* Aim of the task
Set down the material once more, exactly as it appears.

* Entries
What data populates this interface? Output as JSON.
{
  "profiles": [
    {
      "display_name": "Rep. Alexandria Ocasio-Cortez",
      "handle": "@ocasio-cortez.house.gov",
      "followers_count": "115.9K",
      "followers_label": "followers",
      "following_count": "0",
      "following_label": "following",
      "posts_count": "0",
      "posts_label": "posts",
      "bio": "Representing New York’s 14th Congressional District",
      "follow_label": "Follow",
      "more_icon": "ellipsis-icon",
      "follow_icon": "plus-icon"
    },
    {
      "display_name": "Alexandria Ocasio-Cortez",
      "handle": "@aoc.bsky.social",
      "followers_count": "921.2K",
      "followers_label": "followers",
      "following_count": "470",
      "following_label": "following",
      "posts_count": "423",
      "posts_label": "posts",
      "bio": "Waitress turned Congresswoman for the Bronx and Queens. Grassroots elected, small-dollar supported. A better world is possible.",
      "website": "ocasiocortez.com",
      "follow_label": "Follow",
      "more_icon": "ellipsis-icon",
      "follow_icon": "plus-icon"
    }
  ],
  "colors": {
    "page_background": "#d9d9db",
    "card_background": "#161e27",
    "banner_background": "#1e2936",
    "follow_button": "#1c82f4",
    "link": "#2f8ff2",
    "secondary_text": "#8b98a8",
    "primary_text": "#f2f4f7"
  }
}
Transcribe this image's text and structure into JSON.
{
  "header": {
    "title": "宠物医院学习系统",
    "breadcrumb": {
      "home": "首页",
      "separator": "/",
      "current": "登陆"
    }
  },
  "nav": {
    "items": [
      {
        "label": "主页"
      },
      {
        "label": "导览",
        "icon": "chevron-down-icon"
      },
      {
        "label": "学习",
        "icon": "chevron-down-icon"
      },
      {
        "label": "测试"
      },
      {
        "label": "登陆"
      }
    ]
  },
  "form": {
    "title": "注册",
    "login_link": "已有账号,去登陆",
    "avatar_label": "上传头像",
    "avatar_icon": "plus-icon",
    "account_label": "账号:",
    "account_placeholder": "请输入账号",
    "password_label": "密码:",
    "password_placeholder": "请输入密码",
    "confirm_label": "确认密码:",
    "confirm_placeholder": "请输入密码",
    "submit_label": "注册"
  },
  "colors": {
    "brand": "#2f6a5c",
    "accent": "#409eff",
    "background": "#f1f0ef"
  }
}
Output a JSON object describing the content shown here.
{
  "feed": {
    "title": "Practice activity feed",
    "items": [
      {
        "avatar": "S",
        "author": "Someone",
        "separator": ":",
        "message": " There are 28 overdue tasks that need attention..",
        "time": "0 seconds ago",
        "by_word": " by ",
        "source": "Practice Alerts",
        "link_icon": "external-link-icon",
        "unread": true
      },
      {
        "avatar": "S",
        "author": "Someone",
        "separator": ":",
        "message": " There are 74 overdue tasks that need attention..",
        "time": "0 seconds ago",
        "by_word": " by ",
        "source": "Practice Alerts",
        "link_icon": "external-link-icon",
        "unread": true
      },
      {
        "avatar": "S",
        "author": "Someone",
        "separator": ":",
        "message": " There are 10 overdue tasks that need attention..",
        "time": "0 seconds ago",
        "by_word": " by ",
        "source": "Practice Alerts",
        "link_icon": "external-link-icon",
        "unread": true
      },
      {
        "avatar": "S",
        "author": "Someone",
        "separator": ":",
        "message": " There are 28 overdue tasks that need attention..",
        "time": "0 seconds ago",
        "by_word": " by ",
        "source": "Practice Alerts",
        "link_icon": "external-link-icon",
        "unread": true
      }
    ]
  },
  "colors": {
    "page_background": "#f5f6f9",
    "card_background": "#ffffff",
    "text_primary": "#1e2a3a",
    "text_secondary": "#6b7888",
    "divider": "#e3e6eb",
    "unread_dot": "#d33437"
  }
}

* Task result
What data populates this interface? Output as JSON.
{
  "profiles": [
    {
      "display_name": "Rep. Alexandria Ocasio-Cortez",
      "handle": "@ocasio-cortez.house.gov",
      "followers_count": "115.9K",
      "followers_label": "followers",
      "following_count": "0",
      "following_label": "following",
      "posts_count": "0",
      "posts_label": "posts",
      "bio": "Representing New York’s 14th Congressional District",
      "follow_label": "Follow",
      "more_icon": "ellipsis-icon",
      "follow_icon": "plus-icon"
    },
    {
      "display_name": "Alexandria Ocasio-Cortez",
      "handle": "@aoc.bsky.social",
      "followers_count": "921.2K",
      "followers_label": "followers",
      "following_count": "470",
      "following_label": "following",
      "posts_count": "423",
      "posts_label": "posts",
      "bio": "Waitress turned Congresswoman for the Bronx and Queens. Grassroots elected, small-dollar supported. A better world is possible.",
      "website": "ocasiocortez.com",
      "follow_label": "Follow",
      "more_icon": "ellipsis-icon",
      "follow_icon": "plus-icon"
    }
  ],
  "colors": {
    "page_background": "#d9d9db",
    "card_background": "#161e27",
    "banner_background": "#1e2936",
    "follow_button": "#1c82f4",
    "link": "#2f8ff2",
    "secondary_text": "#8b98a8",
    "primary_text": "#f2f4f7"
  }
}
Transcribe this image's text and structure into JSON.
{
  "header": {
    "title": "宠物医院学习系统",
    "breadcrumb": {
      "home": "首页",
      "separator": "/",
      "current": "登陆"
    }
  },
  "nav": {
    "items": [
      {
        "label": "主页"
      },
      {
        "label": "导览",
        "icon": "chevron-down-icon"
      },
      {
        "label": "学习",
        "icon": "chevron-down-icon"
      },
      {
        "label": "测试"
      },
      {
        "label": "登陆"
      }
    ]
  },
  "form": {
    "title": "注册",
    "login_link": "已有账号,去登陆",
    "avatar_label": "上传头像",
    "avatar_icon": "plus-icon",
    "account_label": "账号:",
    "account_placeholder": "请输入账号",
    "password_label": "密码:",
    "password_placeholder": "请输入密码",
    "confirm_label": "确认密码:",
    "confirm_placeholder": "请输入密码",
    "submit_label": "注册"
  },
  "colors": {
    "brand": "#2f6a5c",
    "accent": "#409eff",
    "background": "#f1f0ef"
  }
}
Output a JSON object describing the content shown here.
{
  "feed": {
    "title": "Practice activity feed",
    "items": [
      {
        "avatar": "S",
        "author": "Someone",
        "separator": ":",
        "message": " There are 28 overdue tasks that need attention..",
        "time": "0 seconds ago",
        "by_word": " by ",
        "source": "Practice Alerts",
        "link_icon": "external-link-icon",
        "unread": true
      },
      {
        "avatar": "S",
        "author": "Someone",
        "separator": ":",
        "message": " There are 74 overdue tasks that need attention..",
        "time": "0 seconds ago",
        "by_word": " by ",
        "source": "Practice Alerts",
        "link_icon": "external-link-icon",
        "unread": true
      },
      {
        "avatar": "S",
        "author": "Someone",
        "separator": ":",
        "message": " There are 10 overdue tasks that need attention..",
        "time": "0 seconds ago",
        "by_word": " by ",
        "source": "Practice Alerts",
        "link_icon": "external-link-icon",
        "unread": true
      },
      {
        "avatar": "S",
        "author": "Someone",
        "separator": ":",
        "message": " There are 28 overdue tasks that need attention..",
        "time": "0 seconds ago",
        "by_word": " by ",
        "source": "Practice Alerts",
        "link_icon": "external-link-icon",
        "unread": true
      }
    ]
  },
  "colors": {
    "page_background": "#f5f6f9",
    "card_background": "#ffffff",
    "text_primary": "#1e2a3a",
    "text_secondary": "#6b7888",
    "divider": "#e3e6eb",
    "unread_dot": "#d33437"
  }
}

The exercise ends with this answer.